Written task. Give back the full listing verbatim, apart from its images.

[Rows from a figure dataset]
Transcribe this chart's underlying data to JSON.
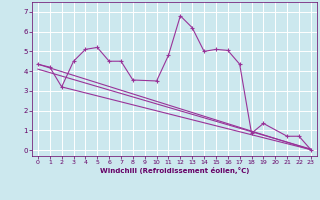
{
  "bg_color": "#cce8ee",
  "grid_color": "#ffffff",
  "line_color": "#993399",
  "xlabel": "Windchill (Refroidissement éolien,°C)",
  "xlabel_color": "#660066",
  "tick_color": "#660066",
  "ylim": [
    -0.3,
    7.5
  ],
  "xlim": [
    -0.5,
    23.5
  ],
  "yticks": [
    0,
    1,
    2,
    3,
    4,
    5,
    6,
    7
  ],
  "xticks": [
    0,
    1,
    2,
    3,
    4,
    5,
    6,
    7,
    8,
    9,
    10,
    11,
    12,
    13,
    14,
    15,
    16,
    17,
    18,
    19,
    20,
    21,
    22,
    23
  ],
  "series1_x": [
    0,
    1,
    2,
    3,
    4,
    5,
    6,
    7,
    8,
    10,
    11,
    12,
    13,
    14,
    15,
    16,
    17,
    18,
    19,
    21,
    22,
    23
  ],
  "series1_y": [
    4.35,
    4.2,
    3.2,
    4.5,
    5.1,
    5.2,
    4.5,
    4.5,
    3.55,
    3.5,
    4.8,
    6.8,
    6.2,
    5.0,
    5.1,
    5.05,
    4.35,
    0.85,
    1.35,
    0.7,
    0.7,
    0.02
  ],
  "line1_x": [
    0,
    23
  ],
  "line1_y": [
    4.35,
    0.02
  ],
  "line2_x": [
    0,
    23
  ],
  "line2_y": [
    4.1,
    0.05
  ],
  "line3_x": [
    2,
    23
  ],
  "line3_y": [
    3.2,
    0.02
  ]
}
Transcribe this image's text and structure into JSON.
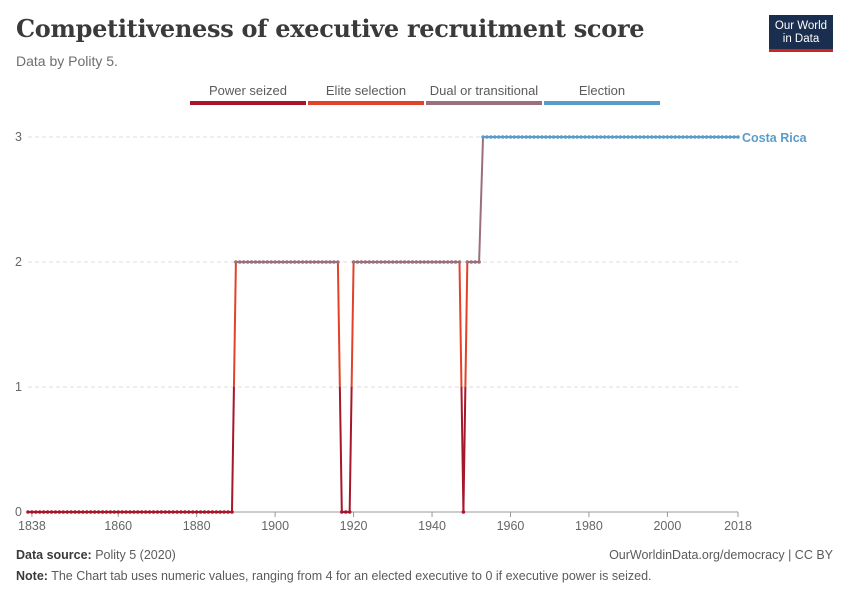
{
  "header": {
    "title": "Competitiveness of executive recruitment score",
    "subtitle": "Data by Polity 5.",
    "logo_line1": "Our World",
    "logo_line2": "in Data"
  },
  "legend": {
    "items": [
      {
        "label": "Power seized",
        "color": "#a8162b"
      },
      {
        "label": "Elite selection",
        "color": "#e1432a"
      },
      {
        "label": "Dual or transitional",
        "color": "#9b707c"
      },
      {
        "label": "Election",
        "color": "#5a9cc9"
      }
    ]
  },
  "footer": {
    "source_label": "Data source:",
    "source_value": "Polity 5 (2020)",
    "url": "OurWorldinData.org/democracy | CC BY",
    "note_label": "Note:",
    "note_value": "The Chart tab uses numeric values, ranging from 4 for an elected executive to 0 if executive power is seized."
  },
  "chart_data": {
    "type": "line",
    "title": "Competitiveness of executive recruitment score",
    "xlabel": "",
    "ylabel": "",
    "xlim": [
      1837,
      2018
    ],
    "ylim": [
      0,
      3
    ],
    "x_ticks": [
      "1838",
      "1860",
      "1880",
      "1900",
      "1920",
      "1940",
      "1960",
      "1980",
      "2000",
      "2018"
    ],
    "y_ticks": [
      "0",
      "1",
      "2",
      "3"
    ],
    "grid": "horizontal dashed",
    "series": [
      {
        "name": "Costa Rica",
        "segments": [
          {
            "start": 1837,
            "end": 1889,
            "value": 0
          },
          {
            "start": 1890,
            "end": 1916,
            "value": 2
          },
          {
            "start": 1917,
            "end": 1919,
            "value": 0
          },
          {
            "start": 1920,
            "end": 1947,
            "value": 2
          },
          {
            "start": 1948,
            "end": 1948,
            "value": 0
          },
          {
            "start": 1949,
            "end": 1952,
            "value": 2
          },
          {
            "start": 1953,
            "end": 2018,
            "value": 3
          }
        ]
      }
    ]
  }
}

Exercise output.
Transcribe this chart's underlying data to JSON.
{
  "bg_color": "#cce8ee",
  "grid_color": "#ffffff",
  "line_color": "#993399",
  "xlabel": "Windchill (Refroidissement éolien,°C)",
  "xlabel_color": "#660066",
  "tick_color": "#660066",
  "ylim": [
    -0.3,
    7.5
  ],
  "xlim": [
    -0.5,
    23.5
  ],
  "yticks": [
    0,
    1,
    2,
    3,
    4,
    5,
    6,
    7
  ],
  "xticks": [
    0,
    1,
    2,
    3,
    4,
    5,
    6,
    7,
    8,
    9,
    10,
    11,
    12,
    13,
    14,
    15,
    16,
    17,
    18,
    19,
    20,
    21,
    22,
    23
  ],
  "series1_x": [
    0,
    1,
    2,
    3,
    4,
    5,
    6,
    7,
    8,
    10,
    11,
    12,
    13,
    14,
    15,
    16,
    17,
    18,
    19,
    21,
    22,
    23
  ],
  "series1_y": [
    4.35,
    4.2,
    3.2,
    4.5,
    5.1,
    5.2,
    4.5,
    4.5,
    3.55,
    3.5,
    4.8,
    6.8,
    6.2,
    5.0,
    5.1,
    5.05,
    4.35,
    0.85,
    1.35,
    0.7,
    0.7,
    0.02
  ],
  "line1_x": [
    0,
    23
  ],
  "line1_y": [
    4.35,
    0.02
  ],
  "line2_x": [
    0,
    23
  ],
  "line2_y": [
    4.1,
    0.05
  ],
  "line3_x": [
    2,
    23
  ],
  "line3_y": [
    3.2,
    0.02
  ]
}
Transcribe this image's text and structure into JSON.
{
  "header": {
    "title": "Competitiveness of executive recruitment score",
    "subtitle": "Data by Polity 5.",
    "logo_line1": "Our World",
    "logo_line2": "in Data"
  },
  "legend": {
    "items": [
      {
        "label": "Power seized",
        "color": "#a8162b"
      },
      {
        "label": "Elite selection",
        "color": "#e1432a"
      },
      {
        "label": "Dual or transitional",
        "color": "#9b707c"
      },
      {
        "label": "Election",
        "color": "#5a9cc9"
      }
    ]
  },
  "footer": {
    "source_label": "Data source:",
    "source_value": "Polity 5 (2020)",
    "url": "OurWorldinData.org/democracy | CC BY",
    "note_label": "Note:",
    "note_value": "The Chart tab uses numeric values, ranging from 4 for an elected executive to 0 if executive power is seized."
  },
  "chart_data": {
    "type": "line",
    "title": "Competitiveness of executive recruitment score",
    "xlabel": "",
    "ylabel": "",
    "xlim": [
      1837,
      2018
    ],
    "ylim": [
      0,
      3
    ],
    "x_ticks": [
      "1838",
      "1860",
      "1880",
      "1900",
      "1920",
      "1940",
      "1960",
      "1980",
      "2000",
      "2018"
    ],
    "y_ticks": [
      "0",
      "1",
      "2",
      "3"
    ],
    "grid": "horizontal dashed",
    "series": [
      {
        "name": "Costa Rica",
        "segments": [
          {
            "start": 1837,
            "end": 1889,
            "value": 0
          },
          {
            "start": 1890,
            "end": 1916,
            "value": 2
          },
          {
            "start": 1917,
            "end": 1919,
            "value": 0
          },
          {
            "start": 1920,
            "end": 1947,
            "value": 2
          },
          {
            "start": 1948,
            "end": 1948,
            "value": 0
          },
          {
            "start": 1949,
            "end": 1952,
            "value": 2
          },
          {
            "start": 1953,
            "end": 2018,
            "value": 3
          }
        ]
      }
    ]
  }
}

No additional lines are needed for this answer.